**WHAT NEEDS TO BE DONE:** Repeat the whole of the data, keeping every detail the same.

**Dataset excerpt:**
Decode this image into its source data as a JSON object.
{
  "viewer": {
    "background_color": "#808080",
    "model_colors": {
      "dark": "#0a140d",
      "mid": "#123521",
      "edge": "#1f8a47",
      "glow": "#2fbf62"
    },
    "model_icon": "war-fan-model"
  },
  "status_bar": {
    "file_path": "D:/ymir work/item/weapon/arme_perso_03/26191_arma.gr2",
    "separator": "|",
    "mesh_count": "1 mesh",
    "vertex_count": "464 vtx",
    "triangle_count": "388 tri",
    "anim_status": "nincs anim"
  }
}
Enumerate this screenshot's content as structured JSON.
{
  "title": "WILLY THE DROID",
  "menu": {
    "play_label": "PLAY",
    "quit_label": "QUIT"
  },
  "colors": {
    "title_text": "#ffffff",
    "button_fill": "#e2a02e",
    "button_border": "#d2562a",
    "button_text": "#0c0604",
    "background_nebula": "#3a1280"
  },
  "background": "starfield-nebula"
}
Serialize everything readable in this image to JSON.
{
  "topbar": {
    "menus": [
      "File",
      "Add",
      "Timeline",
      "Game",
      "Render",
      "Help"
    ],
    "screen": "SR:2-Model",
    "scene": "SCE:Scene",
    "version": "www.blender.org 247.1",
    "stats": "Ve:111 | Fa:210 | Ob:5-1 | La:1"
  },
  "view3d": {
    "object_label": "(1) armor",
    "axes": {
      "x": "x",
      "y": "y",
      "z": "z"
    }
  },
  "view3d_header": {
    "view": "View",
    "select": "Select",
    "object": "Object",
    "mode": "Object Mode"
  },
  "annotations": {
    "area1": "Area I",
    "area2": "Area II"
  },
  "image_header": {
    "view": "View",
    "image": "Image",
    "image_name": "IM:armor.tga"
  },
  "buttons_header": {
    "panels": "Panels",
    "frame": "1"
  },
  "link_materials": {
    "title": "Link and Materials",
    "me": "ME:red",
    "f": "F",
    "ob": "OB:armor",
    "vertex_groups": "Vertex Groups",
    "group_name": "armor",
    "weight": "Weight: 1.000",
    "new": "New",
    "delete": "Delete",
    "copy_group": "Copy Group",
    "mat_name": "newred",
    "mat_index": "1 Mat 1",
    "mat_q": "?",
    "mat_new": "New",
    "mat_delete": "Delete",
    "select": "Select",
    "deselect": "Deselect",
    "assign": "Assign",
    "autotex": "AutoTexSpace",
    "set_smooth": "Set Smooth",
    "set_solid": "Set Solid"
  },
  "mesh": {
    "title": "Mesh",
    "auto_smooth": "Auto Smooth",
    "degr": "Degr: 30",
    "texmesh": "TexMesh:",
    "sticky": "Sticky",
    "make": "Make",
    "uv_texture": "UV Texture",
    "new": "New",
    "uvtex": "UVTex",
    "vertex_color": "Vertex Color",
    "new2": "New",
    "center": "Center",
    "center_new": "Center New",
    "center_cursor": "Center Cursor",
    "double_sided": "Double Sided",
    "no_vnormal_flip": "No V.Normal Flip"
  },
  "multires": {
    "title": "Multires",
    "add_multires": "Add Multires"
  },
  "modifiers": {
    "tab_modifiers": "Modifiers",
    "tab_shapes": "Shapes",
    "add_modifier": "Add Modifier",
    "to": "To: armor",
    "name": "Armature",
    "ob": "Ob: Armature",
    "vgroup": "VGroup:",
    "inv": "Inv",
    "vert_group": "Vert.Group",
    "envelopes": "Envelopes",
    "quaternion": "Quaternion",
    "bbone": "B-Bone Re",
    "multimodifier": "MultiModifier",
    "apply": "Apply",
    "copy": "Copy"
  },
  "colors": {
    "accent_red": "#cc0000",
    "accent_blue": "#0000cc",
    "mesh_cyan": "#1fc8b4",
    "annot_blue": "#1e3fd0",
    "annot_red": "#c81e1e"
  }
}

**EXERCISE RESPONSE:**
Decode this image into its source data as a JSON object.
{
  "viewer": {
    "background_color": "#808080",
    "model_colors": {
      "dark": "#0a140d",
      "mid": "#123521",
      "edge": "#1f8a47",
      "glow": "#2fbf62"
    },
    "model_icon": "war-fan-model"
  },
  "status_bar": {
    "file_path": "D:/ymir work/item/weapon/arme_perso_03/26191_arma.gr2",
    "separator": "|",
    "mesh_count": "1 mesh",
    "vertex_count": "464 vtx",
    "triangle_count": "388 tri",
    "anim_status": "nincs anim"
  }
}
Enumerate this screenshot's content as structured JSON.
{
  "title": "WILLY THE DROID",
  "menu": {
    "play_label": "PLAY",
    "quit_label": "QUIT"
  },
  "colors": {
    "title_text": "#ffffff",
    "button_fill": "#e2a02e",
    "button_border": "#d2562a",
    "button_text": "#0c0604",
    "background_nebula": "#3a1280"
  },
  "background": "starfield-nebula"
}
Serialize everything readable in this image to JSON.
{
  "topbar": {
    "menus": [
      "File",
      "Add",
      "Timeline",
      "Game",
      "Render",
      "Help"
    ],
    "screen": "SR:2-Model",
    "scene": "SCE:Scene",
    "version": "www.blender.org 247.1",
    "stats": "Ve:111 | Fa:210 | Ob:5-1 | La:1"
  },
  "view3d": {
    "object_label": "(1) armor",
    "axes": {
      "x": "x",
      "y": "y",
      "z": "z"
    }
  },
  "view3d_header": {
    "view": "View",
    "select": "Select",
    "object": "Object",
    "mode": "Object Mode"
  },
  "annotations": {
    "area1": "Area I",
    "area2": "Area II"
  },
  "image_header": {
    "view": "View",
    "image": "Image",
    "image_name": "IM:armor.tga"
  },
  "buttons_header": {
    "panels": "Panels",
    "frame": "1"
  },
  "link_materials": {
    "title": "Link and Materials",
    "me": "ME:red",
    "f": "F",
    "ob": "OB:armor",
    "vertex_groups": "Vertex Groups",
    "group_name": "armor",
    "weight": "Weight: 1.000",
    "new": "New",
    "delete": "Delete",
    "copy_group": "Copy Group",
    "mat_name": "newred",
    "mat_index": "1 Mat 1",
    "mat_q": "?",
    "mat_new": "New",
    "mat_delete": "Delete",
    "select": "Select",
    "deselect": "Deselect",
    "assign": "Assign",
    "autotex": "AutoTexSpace",
    "set_smooth": "Set Smooth",
    "set_solid": "Set Solid"
  },
  "mesh": {
    "title": "Mesh",
    "auto_smooth": "Auto Smooth",
    "degr": "Degr: 30",
    "texmesh": "TexMesh:",
    "sticky": "Sticky",
    "make": "Make",
    "uv_texture": "UV Texture",
    "new": "New",
    "uvtex": "UVTex",
    "vertex_color": "Vertex Color",
    "new2": "New",
    "center": "Center",
    "center_new": "Center New",
    "center_cursor": "Center Cursor",
    "double_sided": "Double Sided",
    "no_vnormal_flip": "No V.Normal Flip"
  },
  "multires": {
    "title": "Multires",
    "add_multires": "Add Multires"
  },
  "modifiers": {
    "tab_modifiers": "Modifiers",
    "tab_shapes": "Shapes",
    "add_modifier": "Add Modifier",
    "to": "To: armor",
    "name": "Armature",
    "ob": "Ob: Armature",
    "vgroup": "VGroup:",
    "inv": "Inv",
    "vert_group": "Vert.Group",
    "envelopes": "Envelopes",
    "quaternion": "Quaternion",
    "bbone": "B-Bone Re",
    "multimodifier": "MultiModifier",
    "apply": "Apply",
    "copy": "Copy"
  },
  "colors": {
    "accent_red": "#cc0000",
    "accent_blue": "#0000cc",
    "mesh_cyan": "#1fc8b4",
    "annot_blue": "#1e3fd0",
    "annot_red": "#c81e1e"
  }
}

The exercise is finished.